- Goal:
Below is a block of data; give all of it again word for word.

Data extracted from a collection
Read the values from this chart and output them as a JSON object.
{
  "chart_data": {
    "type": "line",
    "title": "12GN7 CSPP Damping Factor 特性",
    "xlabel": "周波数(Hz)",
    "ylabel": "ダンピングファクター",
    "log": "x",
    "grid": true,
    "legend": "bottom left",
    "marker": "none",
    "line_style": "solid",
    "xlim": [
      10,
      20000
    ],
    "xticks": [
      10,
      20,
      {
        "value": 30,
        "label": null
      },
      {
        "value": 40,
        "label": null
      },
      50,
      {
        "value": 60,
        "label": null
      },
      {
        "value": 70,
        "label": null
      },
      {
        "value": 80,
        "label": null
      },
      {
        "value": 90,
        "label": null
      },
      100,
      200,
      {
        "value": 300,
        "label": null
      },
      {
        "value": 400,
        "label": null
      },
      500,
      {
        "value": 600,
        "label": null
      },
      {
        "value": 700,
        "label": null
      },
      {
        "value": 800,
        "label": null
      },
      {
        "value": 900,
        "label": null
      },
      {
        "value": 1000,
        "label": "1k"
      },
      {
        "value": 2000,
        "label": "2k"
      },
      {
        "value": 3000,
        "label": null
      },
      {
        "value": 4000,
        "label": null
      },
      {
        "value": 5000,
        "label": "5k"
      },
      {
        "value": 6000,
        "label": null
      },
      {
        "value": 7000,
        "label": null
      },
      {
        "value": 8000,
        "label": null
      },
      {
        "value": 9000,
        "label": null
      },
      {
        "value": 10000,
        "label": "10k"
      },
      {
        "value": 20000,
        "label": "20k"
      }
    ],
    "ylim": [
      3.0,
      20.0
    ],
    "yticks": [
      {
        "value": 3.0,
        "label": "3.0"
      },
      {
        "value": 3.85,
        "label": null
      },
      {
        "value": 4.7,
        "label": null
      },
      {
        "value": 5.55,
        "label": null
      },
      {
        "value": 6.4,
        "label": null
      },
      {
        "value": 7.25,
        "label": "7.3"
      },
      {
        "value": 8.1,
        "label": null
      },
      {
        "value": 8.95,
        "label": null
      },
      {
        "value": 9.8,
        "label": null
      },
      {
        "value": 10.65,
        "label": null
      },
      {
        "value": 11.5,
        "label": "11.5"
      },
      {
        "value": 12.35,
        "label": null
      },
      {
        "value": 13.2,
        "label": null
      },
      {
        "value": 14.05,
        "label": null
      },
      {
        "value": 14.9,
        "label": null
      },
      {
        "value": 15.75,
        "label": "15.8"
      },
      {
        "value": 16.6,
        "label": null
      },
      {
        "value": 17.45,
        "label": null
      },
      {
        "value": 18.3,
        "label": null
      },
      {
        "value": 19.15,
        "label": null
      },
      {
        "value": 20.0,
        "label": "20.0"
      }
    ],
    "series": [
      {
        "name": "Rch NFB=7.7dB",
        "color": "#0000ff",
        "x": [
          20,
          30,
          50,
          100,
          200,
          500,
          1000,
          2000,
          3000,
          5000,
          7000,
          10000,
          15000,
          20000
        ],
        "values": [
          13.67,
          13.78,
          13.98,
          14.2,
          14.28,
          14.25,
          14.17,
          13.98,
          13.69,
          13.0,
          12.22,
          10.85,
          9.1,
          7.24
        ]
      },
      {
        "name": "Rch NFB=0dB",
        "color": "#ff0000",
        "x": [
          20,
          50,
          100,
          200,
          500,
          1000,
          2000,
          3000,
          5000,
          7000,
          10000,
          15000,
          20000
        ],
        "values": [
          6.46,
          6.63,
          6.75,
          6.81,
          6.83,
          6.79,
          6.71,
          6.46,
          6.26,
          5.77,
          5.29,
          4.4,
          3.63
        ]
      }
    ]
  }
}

- The answer:
Read the values from this chart and output them as a JSON object.
{
  "chart_data": {
    "type": "line",
    "title": "12GN7 CSPP Damping Factor 特性",
    "xlabel": "周波数(Hz)",
    "ylabel": "ダンピングファクター",
    "log": "x",
    "grid": true,
    "legend": "bottom left",
    "marker": "none",
    "line_style": "solid",
    "xlim": [
      10,
      20000
    ],
    "xticks": [
      10,
      20,
      {
        "value": 30,
        "label": null
      },
      {
        "value": 40,
        "label": null
      },
      50,
      {
        "value": 60,
        "label": null
      },
      {
        "value": 70,
        "label": null
      },
      {
        "value": 80,
        "label": null
      },
      {
        "value": 90,
        "label": null
      },
      100,
      200,
      {
        "value": 300,
        "label": null
      },
      {
        "value": 400,
        "label": null
      },
      500,
      {
        "value": 600,
        "label": null
      },
      {
        "value": 700,
        "label": null
      },
      {
        "value": 800,
        "label": null
      },
      {
        "value": 900,
        "label": null
      },
      {
        "value": 1000,
        "label": "1k"
      },
      {
        "value": 2000,
        "label": "2k"
      },
      {
        "value": 3000,
        "label": null
      },
      {
        "value": 4000,
        "label": null
      },
      {
        "value": 5000,
        "label": "5k"
      },
      {
        "value": 6000,
        "label": null
      },
      {
        "value": 7000,
        "label": null
      },
      {
        "value": 8000,
        "label": null
      },
      {
        "value": 9000,
        "label": null
      },
      {
        "value": 10000,
        "label": "10k"
      },
      {
        "value": 20000,
        "label": "20k"
      }
    ],
    "ylim": [
      3.0,
      20.0
    ],
    "yticks": [
      {
        "value": 3.0,
        "label": "3.0"
      },
      {
        "value": 3.85,
        "label": null
      },
      {
        "value": 4.7,
        "label": null
      },
      {
        "value": 5.55,
        "label": null
      },
      {
        "value": 6.4,
        "label": null
      },
      {
        "value": 7.25,
        "label": "7.3"
      },
      {
        "value": 8.1,
        "label": null
      },
      {
        "value": 8.95,
        "label": null
      },
      {
        "value": 9.8,
        "label": null
      },
      {
        "value": 10.65,
        "label": null
      },
      {
        "value": 11.5,
        "label": "11.5"
      },
      {
        "value": 12.35,
        "label": null
      },
      {
        "value": 13.2,
        "label": null
      },
      {
        "value": 14.05,
        "label": null
      },
      {
        "value": 14.9,
        "label": null
      },
      {
        "value": 15.75,
        "label": "15.8"
      },
      {
        "value": 16.6,
        "label": null
      },
      {
        "value": 17.45,
        "label": null
      },
      {
        "value": 18.3,
        "label": null
      },
      {
        "value": 19.15,
        "label": null
      },
      {
        "value": 20.0,
        "label": "20.0"
      }
    ],
    "series": [
      {
        "name": "Rch NFB=7.7dB",
        "color": "#0000ff",
        "x": [
          20,
          30,
          50,
          100,
          200,
          500,
          1000,
          2000,
          3000,
          5000,
          7000,
          10000,
          15000,
          20000
        ],
        "values": [
          13.67,
          13.78,
          13.98,
          14.2,
          14.28,
          14.25,
          14.17,
          13.98,
          13.69,
          13.0,
          12.22,
          10.85,
          9.1,
          7.24
        ]
      },
      {
        "name": "Rch NFB=0dB",
        "color": "#ff0000",
        "x": [
          20,
          50,
          100,
          200,
          500,
          1000,
          2000,
          3000,
          5000,
          7000,
          10000,
          15000,
          20000
        ],
        "values": [
          6.46,
          6.63,
          6.75,
          6.81,
          6.83,
          6.79,
          6.71,
          6.46,
          6.26,
          5.77,
          5.29,
          4.4,
          3.63
        ]
      }
    ]
  }
}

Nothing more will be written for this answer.